◆ **Working data**
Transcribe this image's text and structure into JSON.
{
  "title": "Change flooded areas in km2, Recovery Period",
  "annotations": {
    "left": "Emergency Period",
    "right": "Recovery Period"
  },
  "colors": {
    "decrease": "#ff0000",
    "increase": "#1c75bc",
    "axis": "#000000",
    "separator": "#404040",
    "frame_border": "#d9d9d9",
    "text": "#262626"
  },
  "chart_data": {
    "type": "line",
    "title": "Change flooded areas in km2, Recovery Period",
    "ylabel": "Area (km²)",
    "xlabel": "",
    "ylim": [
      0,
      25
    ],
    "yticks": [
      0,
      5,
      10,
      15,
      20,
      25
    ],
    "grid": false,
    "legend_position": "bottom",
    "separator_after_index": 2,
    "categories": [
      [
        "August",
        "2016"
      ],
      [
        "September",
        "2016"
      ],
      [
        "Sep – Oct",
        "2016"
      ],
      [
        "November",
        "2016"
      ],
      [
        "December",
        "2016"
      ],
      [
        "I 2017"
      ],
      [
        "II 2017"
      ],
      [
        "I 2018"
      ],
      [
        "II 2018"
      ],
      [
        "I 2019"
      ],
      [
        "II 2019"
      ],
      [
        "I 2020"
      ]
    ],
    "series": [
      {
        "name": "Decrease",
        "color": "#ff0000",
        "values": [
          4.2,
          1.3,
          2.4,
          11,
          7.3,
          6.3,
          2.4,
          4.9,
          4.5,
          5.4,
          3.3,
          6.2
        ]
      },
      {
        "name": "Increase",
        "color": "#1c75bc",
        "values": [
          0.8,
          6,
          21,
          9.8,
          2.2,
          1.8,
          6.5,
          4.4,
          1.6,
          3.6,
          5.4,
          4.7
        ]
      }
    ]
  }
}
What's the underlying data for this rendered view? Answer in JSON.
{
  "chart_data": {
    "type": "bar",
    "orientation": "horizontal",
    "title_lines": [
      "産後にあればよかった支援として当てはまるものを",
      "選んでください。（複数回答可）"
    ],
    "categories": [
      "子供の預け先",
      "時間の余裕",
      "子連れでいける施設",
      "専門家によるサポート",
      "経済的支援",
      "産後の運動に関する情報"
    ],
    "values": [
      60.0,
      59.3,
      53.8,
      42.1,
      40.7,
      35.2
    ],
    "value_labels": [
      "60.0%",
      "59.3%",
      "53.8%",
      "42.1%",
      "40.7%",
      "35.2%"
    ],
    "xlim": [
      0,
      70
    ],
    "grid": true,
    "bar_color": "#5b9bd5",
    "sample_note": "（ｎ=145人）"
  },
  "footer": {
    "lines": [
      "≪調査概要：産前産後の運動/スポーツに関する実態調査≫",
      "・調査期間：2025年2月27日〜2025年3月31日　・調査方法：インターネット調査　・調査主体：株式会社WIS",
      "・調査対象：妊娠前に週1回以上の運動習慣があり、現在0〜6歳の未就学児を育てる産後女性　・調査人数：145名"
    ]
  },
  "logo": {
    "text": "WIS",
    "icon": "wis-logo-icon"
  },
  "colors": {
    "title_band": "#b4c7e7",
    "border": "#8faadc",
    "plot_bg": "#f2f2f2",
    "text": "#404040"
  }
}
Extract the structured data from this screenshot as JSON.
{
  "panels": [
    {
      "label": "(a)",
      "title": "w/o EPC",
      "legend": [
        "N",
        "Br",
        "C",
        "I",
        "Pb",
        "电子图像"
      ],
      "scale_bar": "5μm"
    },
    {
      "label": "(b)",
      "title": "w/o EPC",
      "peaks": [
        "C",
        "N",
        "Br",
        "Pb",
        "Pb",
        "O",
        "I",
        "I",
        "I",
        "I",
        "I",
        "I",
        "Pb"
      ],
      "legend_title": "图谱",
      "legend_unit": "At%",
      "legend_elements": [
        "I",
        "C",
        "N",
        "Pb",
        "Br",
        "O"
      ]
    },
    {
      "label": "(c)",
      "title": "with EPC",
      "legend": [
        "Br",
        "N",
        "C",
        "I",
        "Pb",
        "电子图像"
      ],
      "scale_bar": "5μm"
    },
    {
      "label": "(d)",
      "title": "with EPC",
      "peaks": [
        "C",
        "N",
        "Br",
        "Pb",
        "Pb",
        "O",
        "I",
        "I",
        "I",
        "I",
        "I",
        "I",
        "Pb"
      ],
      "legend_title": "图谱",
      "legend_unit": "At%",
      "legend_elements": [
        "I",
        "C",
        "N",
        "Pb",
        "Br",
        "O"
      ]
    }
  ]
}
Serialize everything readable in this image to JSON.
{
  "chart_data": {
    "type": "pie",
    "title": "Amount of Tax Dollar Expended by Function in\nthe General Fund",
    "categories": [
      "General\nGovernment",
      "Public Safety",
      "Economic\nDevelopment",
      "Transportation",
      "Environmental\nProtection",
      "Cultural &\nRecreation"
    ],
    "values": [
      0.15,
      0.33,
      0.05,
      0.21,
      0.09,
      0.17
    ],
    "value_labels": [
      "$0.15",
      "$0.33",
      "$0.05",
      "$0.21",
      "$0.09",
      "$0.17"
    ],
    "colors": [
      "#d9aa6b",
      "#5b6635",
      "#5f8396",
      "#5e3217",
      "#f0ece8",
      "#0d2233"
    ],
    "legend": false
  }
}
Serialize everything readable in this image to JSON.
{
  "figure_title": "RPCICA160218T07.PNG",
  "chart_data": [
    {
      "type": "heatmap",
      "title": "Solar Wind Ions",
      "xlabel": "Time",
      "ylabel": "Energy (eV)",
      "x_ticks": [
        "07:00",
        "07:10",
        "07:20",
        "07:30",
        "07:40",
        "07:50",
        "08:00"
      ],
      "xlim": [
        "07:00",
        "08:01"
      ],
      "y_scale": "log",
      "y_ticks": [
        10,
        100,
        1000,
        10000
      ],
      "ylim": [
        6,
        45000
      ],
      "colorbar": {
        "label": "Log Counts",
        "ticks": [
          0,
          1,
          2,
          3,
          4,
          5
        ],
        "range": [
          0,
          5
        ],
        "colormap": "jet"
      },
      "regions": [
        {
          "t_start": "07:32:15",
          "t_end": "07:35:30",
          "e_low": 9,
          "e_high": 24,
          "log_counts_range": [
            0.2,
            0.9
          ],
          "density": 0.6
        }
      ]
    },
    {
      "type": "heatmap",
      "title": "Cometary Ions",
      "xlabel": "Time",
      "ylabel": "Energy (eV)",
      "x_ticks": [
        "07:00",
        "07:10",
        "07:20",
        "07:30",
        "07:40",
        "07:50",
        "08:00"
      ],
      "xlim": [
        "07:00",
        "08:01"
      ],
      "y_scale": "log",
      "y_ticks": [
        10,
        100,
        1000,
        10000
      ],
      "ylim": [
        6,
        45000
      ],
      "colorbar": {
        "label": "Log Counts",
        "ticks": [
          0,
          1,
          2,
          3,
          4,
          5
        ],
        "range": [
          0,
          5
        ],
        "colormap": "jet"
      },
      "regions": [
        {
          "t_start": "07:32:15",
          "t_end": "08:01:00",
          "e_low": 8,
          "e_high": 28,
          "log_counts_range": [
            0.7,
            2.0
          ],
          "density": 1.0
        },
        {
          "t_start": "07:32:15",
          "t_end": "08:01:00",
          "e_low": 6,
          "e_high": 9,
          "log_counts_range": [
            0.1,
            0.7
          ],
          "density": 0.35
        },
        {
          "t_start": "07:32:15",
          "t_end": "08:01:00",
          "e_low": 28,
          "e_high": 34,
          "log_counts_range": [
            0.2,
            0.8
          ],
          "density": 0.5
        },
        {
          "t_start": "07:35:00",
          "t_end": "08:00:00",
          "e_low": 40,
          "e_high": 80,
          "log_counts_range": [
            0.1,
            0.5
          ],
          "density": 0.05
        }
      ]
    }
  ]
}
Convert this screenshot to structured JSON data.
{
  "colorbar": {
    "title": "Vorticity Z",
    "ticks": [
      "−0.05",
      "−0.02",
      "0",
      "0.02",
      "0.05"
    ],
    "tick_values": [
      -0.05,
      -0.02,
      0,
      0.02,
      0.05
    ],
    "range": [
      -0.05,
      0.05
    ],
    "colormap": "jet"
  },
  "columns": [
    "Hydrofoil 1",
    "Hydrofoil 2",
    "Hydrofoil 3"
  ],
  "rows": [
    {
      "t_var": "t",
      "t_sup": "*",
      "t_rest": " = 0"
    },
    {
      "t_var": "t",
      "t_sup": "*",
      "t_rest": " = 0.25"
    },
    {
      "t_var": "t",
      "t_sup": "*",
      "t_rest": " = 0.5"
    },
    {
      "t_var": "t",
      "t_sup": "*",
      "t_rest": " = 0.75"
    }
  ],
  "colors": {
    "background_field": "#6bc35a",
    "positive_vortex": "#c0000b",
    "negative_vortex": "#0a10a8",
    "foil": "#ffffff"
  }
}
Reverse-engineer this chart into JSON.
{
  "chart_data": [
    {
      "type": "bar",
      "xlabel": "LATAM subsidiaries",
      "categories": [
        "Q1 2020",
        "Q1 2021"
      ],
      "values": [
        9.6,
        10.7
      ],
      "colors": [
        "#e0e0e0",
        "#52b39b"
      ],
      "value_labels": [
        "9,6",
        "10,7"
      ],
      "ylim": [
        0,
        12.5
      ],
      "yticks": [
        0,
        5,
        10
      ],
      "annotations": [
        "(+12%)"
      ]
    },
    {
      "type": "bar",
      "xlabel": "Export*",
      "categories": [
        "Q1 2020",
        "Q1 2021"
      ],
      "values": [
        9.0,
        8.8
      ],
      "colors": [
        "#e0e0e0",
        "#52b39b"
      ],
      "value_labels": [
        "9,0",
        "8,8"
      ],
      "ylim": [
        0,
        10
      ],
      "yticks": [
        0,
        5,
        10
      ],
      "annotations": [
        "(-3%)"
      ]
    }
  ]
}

◆ **Directions**
In the entries above, count each line that holds "text". Give the total and nothing else.

◆ **Exercise result**
4